* GIVEN TEXT
--

SECTION 4.11 Several Obligations. The failure of any Lender to make a Revolving Credit Loan shall not relieve any other Lender of its obligation to lend hereunder, but neither the Administrative Agent nor any Lender shall be responsible for the failure of any other Lender to make a Revolving Credit Loan.

SECTION 4.12 Defaulting Lenders. Notwithstanding any provision of this Agreement to the contrary, if any Lender becomes a Defaulting Lender, then the following provisions shall apply for so long as such Lender is a Defaulting Lender:

(a) Commitment Fees shall cease to accrue on the Commitment of such Defaulting Lender pursuant to Section 2.04(a).

--

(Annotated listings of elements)

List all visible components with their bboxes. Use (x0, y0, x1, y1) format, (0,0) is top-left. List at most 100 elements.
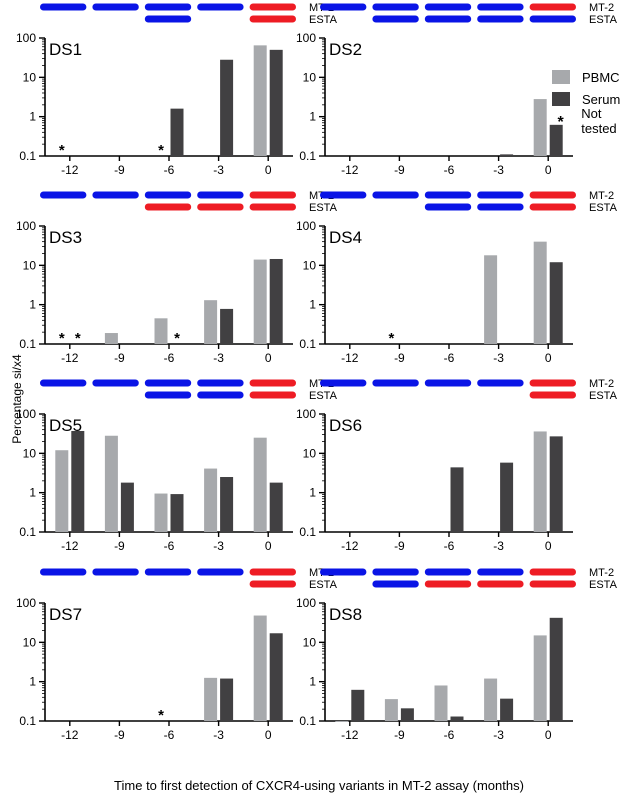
ds4-track-label-esta: ESTA (589, 202, 618, 214)
ds4-x-tick-label: 0 (545, 351, 552, 365)
ds3-serum-bar (220, 308, 234, 344)
ds1-x-tick-label: 0 (265, 163, 272, 177)
ds8-track-label-mt2: MT-2 (589, 567, 614, 579)
ds4-y-tick-label: 100 (296, 219, 316, 233)
ds2-track-label-mt2: MT-2 (589, 2, 614, 14)
ds1-pbmc-bar (253, 45, 267, 156)
ds4-x-tick-label: -9 (394, 351, 405, 365)
ds6-serum-bar (500, 462, 514, 532)
ds1-y-tick-label: 1 (29, 110, 36, 124)
ds3-y-tick-label: 10 (23, 258, 37, 272)
ds7-track-mt2-segment (92, 568, 139, 576)
legend-label-pbmc: PBMC (582, 69, 620, 85)
ds6-pbmc-bar (533, 431, 547, 532)
ds8-serum-bar (500, 698, 514, 721)
ds8-track-esta-segment (372, 580, 419, 588)
ds7-x-tick-label: 0 (265, 728, 272, 742)
ds4-y-tick-label: 1 (309, 298, 316, 312)
ds6-track-mt2-segment (424, 379, 472, 387)
ds5-panel-title: DS5 (49, 416, 82, 435)
ds5-serum-bar (71, 430, 85, 532)
legend-item-not-tested: * Not tested (552, 106, 638, 136)
ds1-y-tick-label: 100 (16, 31, 36, 45)
ds5-track-esta-segment (249, 391, 296, 399)
ds1-serum-bar (170, 108, 184, 156)
not-tested-star-icon: * (557, 114, 564, 131)
ds1-track-esta-segment (144, 15, 192, 23)
ds7-serum-bar (269, 633, 283, 721)
ds4-track-mt2-segment (477, 191, 524, 199)
legend-label-serum: Serum (582, 91, 621, 107)
ds2-track-mt2-segment (477, 3, 524, 11)
ds7-pbmc-bar (204, 677, 218, 721)
ds5-x-tick-label: -9 (114, 539, 125, 553)
ds4-not-tested-star: * (388, 330, 394, 347)
ds2-y-tick-label: 100 (296, 31, 316, 45)
ds5-track-mt2-segment (92, 379, 139, 387)
ds7-y-tick-label: 1 (29, 675, 36, 689)
ds8-pbmc-bar (335, 721, 349, 722)
ds1-panel-title: DS1 (49, 40, 82, 59)
ds3-track-esta-segment (144, 203, 192, 211)
ds2-x-tick-label: 0 (545, 163, 552, 177)
ds3-pbmc-bar (204, 300, 218, 344)
ds5-serum-bar (220, 477, 234, 532)
ds5-y-tick-label: 100 (16, 407, 36, 421)
ds4-x-tick-label: -12 (341, 351, 359, 365)
ds8-x-tick-label: 0 (545, 728, 552, 742)
ds2-track-esta-segment (424, 15, 472, 23)
ds2-serum-bar (549, 124, 563, 156)
ds3-track-esta-segment (197, 203, 244, 211)
ds7-track-label-esta: ESTA (309, 579, 338, 591)
ds6-track-mt2-segment (477, 379, 524, 387)
ds7-track-mt2-segment (249, 568, 296, 576)
ds3-y-tick-label: 0.1 (19, 337, 36, 351)
ds1-serum-bar (220, 59, 234, 156)
ds6-x-tick-label: -9 (394, 539, 405, 553)
ds6-track-label-mt2: MT-2 (589, 378, 614, 390)
ds8-pbmc-bar (434, 685, 448, 721)
x-axis-label: Time to first detection of CXCR4-using v… (114, 778, 524, 793)
ds7-x-tick-label: -6 (164, 728, 175, 742)
ds3-pbmc-bar (253, 259, 267, 344)
ds4-panel-title: DS4 (329, 228, 362, 247)
ds8-serum-bar (450, 716, 464, 721)
ds8-track-mt2-segment (320, 568, 367, 576)
ds4-track-esta-segment (477, 203, 524, 211)
ds1-track-mt2-segment (197, 3, 244, 11)
ds3-x-tick-label: -6 (164, 351, 175, 365)
ds8-track-esta-segment (477, 580, 524, 588)
ds6-y-tick-label: 100 (296, 407, 316, 421)
legend-item-serum: Serum (552, 88, 638, 110)
ds6-x-tick-label: -12 (341, 539, 359, 553)
ds5-x-tick-label: -3 (213, 539, 224, 553)
ds7-x-tick-label: -9 (114, 728, 125, 742)
ds1-x-tick-label: -9 (114, 163, 125, 177)
ds6-serum-bar (549, 436, 563, 532)
ds2-track-label-esta: ESTA (589, 14, 618, 26)
ds1-track-label-esta: ESTA (309, 14, 338, 26)
ds2-track-mt2-segment (320, 3, 367, 11)
ds2-y-tick-label: 0.1 (299, 149, 316, 163)
ds2-x-tick-label: -9 (394, 163, 405, 177)
ds5-y-tick-label: 1 (29, 486, 36, 500)
ds2-panel-title: DS2 (329, 40, 362, 59)
ds8-serum-bar (549, 617, 563, 721)
legend: PBMC Serum * Not tested (552, 66, 638, 136)
ds3-y-tick-label: 100 (16, 219, 36, 233)
ds7-track-mt2-segment (197, 568, 244, 576)
ds2-track-esta-segment (477, 15, 524, 23)
ds8-track-label-esta: ESTA (589, 579, 618, 591)
ds3-x-tick-label: -3 (213, 351, 224, 365)
ds3-track-label-esta: ESTA (309, 202, 338, 214)
ds1-track-esta-segment (249, 15, 296, 23)
ds4-pbmc-bar (533, 241, 547, 344)
ds3-pbmc-bar (104, 333, 118, 344)
ds8-track-mt2-segment (424, 568, 472, 576)
ds7-not-tested-star: * (158, 707, 164, 724)
legend-swatch-pbmc (552, 70, 570, 84)
ds8-track-mt2-segment (477, 568, 524, 576)
ds5-track-mt2-segment (197, 379, 244, 387)
ds2-x-tick-label: -12 (341, 163, 359, 177)
ds4-track-esta-segment (424, 203, 472, 211)
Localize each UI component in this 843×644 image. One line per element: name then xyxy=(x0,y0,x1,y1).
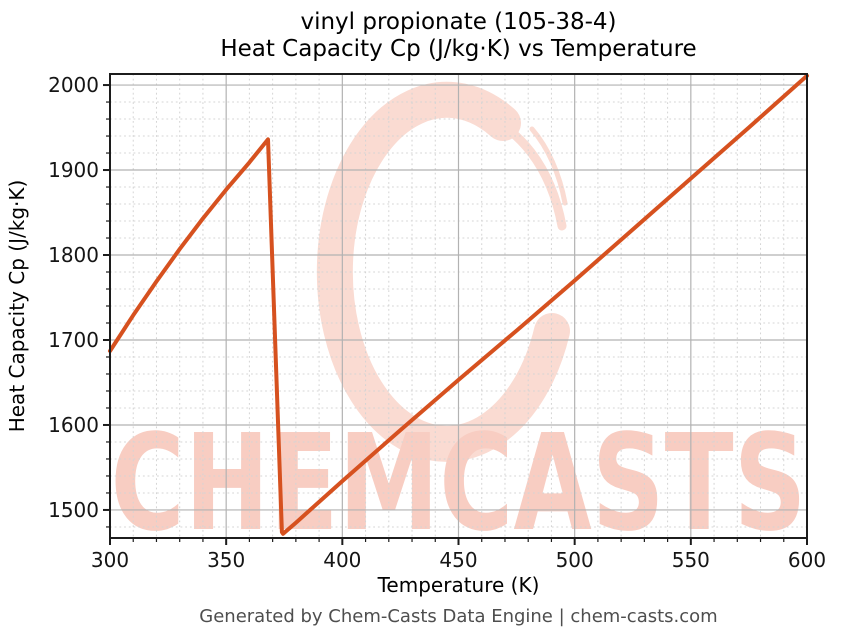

--

* PROBLEMS AND TASKS
(1) From the credit agreement passage, extract the text starting at "SECTION 4.11 Several" and ending at "Revolving Credit Loan.".
(2) Extend the credit agreement passage past its last sentence.

* PER-TASK ANSWERS
(1)
SECTION 4.11 Several Obligations. The failure of any Lender to make a Revolving Credit Loan shall not relieve any other Lender of its obligation to lend hereunder, but neither the Administrative Agent nor any Lender shall be responsible for the failure of any other Lender to make a Revolving Credit Loan.

(2)
(b) The Revolving Credit Committed Amount, Loans and LC Exposure of such Defaulting Lender shall not be included in determining whether the Lenders or the Required Lenders have taken or may take any action hereunder (including any consent to any amendment, waiver or other modification pursuant to Section 12.03); provided, this clause (b) shall not apply for purposes of any amendment, modification or waiver that (i) increases such Defaulting Lender’s Revolving Credit Committed Amount or extends the maturity of such Defaulting Lender’s Commitment or (ii) requires the consent of all Lenders or each Lender affected thereby and treats such Defaulting Lender differently than the other respective Lenders.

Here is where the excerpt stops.